▶ _Work instructions_:
Reproduce the full banana bread recipe text below word for word.

**** Extracted text ****


    Ingredients

    • 2 medium firm (just-ripe, yellow with no brown spots) bananas — about 200 g mashed
    • 1 ¾ cups (220 g) gluten-free plain flour blend (xanthan-gum included)
    • ½ cup (110 g) light brown sugar
    • ¼ cup (60 ml) pure maple syrup
    • ⅓ cup (80 ml) light olive oil OR melted butter
    • 2 large eggs, room temperature
    • ¼ cup (60 ml) lactose-free milk
    • 1 tsp vanilla extract

    Why this banana bread is IBS-friendly

    Bananas are tricky on the Low FODMAP diet: ripe (brown-spotted) bananas turn high in fructans, while firm, just-yellow bananas stay Low FODMAP up to 1 medium (100 g) per serve (Monash University). This recipe uses firm bananas plus maple syrup for sweetness, so each slice stays inside the safe range.

    Most bakery banana bread is off-limits because of wheat flour, honey, and overripe bananas. Want more safe baked goods? Browse our Low FODMAP Bread Hub and Low FODMAP Desserts Hub.

**** Data for review ****

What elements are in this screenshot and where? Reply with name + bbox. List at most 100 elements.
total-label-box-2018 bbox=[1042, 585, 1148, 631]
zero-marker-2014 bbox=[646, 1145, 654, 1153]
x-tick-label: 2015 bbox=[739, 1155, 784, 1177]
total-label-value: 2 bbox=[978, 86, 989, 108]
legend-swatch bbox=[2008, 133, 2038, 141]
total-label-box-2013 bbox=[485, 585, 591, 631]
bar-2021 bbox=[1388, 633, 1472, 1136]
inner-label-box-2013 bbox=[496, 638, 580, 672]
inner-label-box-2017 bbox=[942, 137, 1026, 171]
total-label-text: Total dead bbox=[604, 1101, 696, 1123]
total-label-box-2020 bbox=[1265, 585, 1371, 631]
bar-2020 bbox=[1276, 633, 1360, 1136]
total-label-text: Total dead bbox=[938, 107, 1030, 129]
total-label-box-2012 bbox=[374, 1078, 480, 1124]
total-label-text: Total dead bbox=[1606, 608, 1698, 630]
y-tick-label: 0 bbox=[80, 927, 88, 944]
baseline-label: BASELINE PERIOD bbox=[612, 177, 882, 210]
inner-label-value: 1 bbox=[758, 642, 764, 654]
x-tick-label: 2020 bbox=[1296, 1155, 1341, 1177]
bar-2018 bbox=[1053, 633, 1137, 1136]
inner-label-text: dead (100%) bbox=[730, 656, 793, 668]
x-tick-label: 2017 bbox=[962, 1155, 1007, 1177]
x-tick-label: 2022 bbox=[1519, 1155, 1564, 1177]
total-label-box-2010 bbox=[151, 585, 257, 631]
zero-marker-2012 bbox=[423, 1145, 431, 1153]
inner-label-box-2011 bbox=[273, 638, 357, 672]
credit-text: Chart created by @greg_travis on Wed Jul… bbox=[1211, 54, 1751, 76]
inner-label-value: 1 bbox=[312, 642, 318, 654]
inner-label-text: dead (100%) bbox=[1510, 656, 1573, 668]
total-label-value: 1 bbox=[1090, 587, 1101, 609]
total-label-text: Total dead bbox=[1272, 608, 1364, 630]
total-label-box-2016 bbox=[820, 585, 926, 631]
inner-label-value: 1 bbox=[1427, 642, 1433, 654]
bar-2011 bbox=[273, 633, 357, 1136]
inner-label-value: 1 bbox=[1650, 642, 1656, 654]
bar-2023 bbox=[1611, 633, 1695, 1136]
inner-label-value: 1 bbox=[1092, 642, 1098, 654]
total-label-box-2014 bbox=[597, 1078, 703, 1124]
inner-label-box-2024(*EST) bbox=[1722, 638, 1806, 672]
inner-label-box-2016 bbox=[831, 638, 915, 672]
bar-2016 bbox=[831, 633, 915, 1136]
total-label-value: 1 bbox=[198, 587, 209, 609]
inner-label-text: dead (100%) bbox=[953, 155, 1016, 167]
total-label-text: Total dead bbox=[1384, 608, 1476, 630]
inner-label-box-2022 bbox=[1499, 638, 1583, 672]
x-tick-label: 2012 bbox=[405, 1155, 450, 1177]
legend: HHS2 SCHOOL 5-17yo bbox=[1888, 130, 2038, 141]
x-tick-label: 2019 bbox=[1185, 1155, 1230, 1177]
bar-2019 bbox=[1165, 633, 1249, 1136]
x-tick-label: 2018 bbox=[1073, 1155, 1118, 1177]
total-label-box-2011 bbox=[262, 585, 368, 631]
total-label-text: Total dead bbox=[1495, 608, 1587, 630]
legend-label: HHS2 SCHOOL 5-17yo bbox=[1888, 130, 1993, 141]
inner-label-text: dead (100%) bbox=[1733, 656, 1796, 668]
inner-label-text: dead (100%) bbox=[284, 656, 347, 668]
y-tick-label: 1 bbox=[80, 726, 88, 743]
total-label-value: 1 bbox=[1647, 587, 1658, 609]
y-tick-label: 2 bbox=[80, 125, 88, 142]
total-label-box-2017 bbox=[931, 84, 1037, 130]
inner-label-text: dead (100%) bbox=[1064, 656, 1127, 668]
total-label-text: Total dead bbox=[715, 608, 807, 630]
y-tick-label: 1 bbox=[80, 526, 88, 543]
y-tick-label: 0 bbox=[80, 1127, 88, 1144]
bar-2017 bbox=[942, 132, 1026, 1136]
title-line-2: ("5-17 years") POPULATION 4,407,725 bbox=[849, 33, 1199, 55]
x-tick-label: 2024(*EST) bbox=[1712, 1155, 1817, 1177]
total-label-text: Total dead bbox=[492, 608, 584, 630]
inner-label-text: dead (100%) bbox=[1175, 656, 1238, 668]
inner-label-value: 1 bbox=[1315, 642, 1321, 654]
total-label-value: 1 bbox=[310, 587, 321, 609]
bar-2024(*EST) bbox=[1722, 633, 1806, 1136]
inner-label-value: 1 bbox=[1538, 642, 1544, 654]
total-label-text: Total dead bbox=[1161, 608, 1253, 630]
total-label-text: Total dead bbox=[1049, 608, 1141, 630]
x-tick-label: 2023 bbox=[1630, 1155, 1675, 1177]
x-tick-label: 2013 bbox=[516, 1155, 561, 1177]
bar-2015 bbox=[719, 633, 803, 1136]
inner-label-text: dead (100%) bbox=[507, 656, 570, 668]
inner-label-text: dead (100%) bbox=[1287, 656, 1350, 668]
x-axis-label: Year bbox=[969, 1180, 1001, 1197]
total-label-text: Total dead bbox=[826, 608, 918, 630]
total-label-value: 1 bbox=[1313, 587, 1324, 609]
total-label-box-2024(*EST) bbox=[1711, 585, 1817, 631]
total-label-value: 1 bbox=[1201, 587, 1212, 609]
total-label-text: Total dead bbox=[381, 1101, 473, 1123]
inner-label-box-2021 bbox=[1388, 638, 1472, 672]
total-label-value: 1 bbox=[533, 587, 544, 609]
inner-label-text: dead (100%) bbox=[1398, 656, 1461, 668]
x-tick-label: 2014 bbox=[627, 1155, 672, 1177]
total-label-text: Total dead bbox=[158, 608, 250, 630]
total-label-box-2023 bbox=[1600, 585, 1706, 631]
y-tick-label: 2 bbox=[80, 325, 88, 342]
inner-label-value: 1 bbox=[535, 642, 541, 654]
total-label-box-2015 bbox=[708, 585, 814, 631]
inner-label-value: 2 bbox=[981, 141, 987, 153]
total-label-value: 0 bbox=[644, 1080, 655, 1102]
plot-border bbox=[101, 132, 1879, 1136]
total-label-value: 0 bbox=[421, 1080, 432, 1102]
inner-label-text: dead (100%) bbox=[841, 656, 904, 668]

****

▶ _Response area_:

    Ingredients

    • 2 medium firm (just-ripe, yellow with no brown spots) bananas — about 200 g mashed
    • 1 ¾ cups (220 g) gluten-free plain flour blend (xanthan-gum included)
    • ½ cup (110 g) light brown sugar
    • ¼ cup (60 ml) pure maple syrup
    • ⅓ cup (80 ml) light olive oil OR melted butter
    • 2 large eggs, room temperature
    • ¼ cup (60 ml) lactose-free milk
    • 1 tsp vanilla extract

    Why this banana bread is IBS-friendly

    Bananas are tricky on the Low FODMAP diet: ripe (brown-spotted) bananas turn high in fructans, while firm, just-yellow bananas stay Low FODMAP up to 1 medium (100 g) per serve (Monash University). This recipe uses firm bananas plus maple syrup for sweetness, so each slice stays inside the safe range.

    Most bakery banana bread is off-limits because of wheat flour, honey, and overripe bananas. Want more safe baked goods? Browse our Low FODMAP Bread Hub and Low FODMAP Desserts Hub.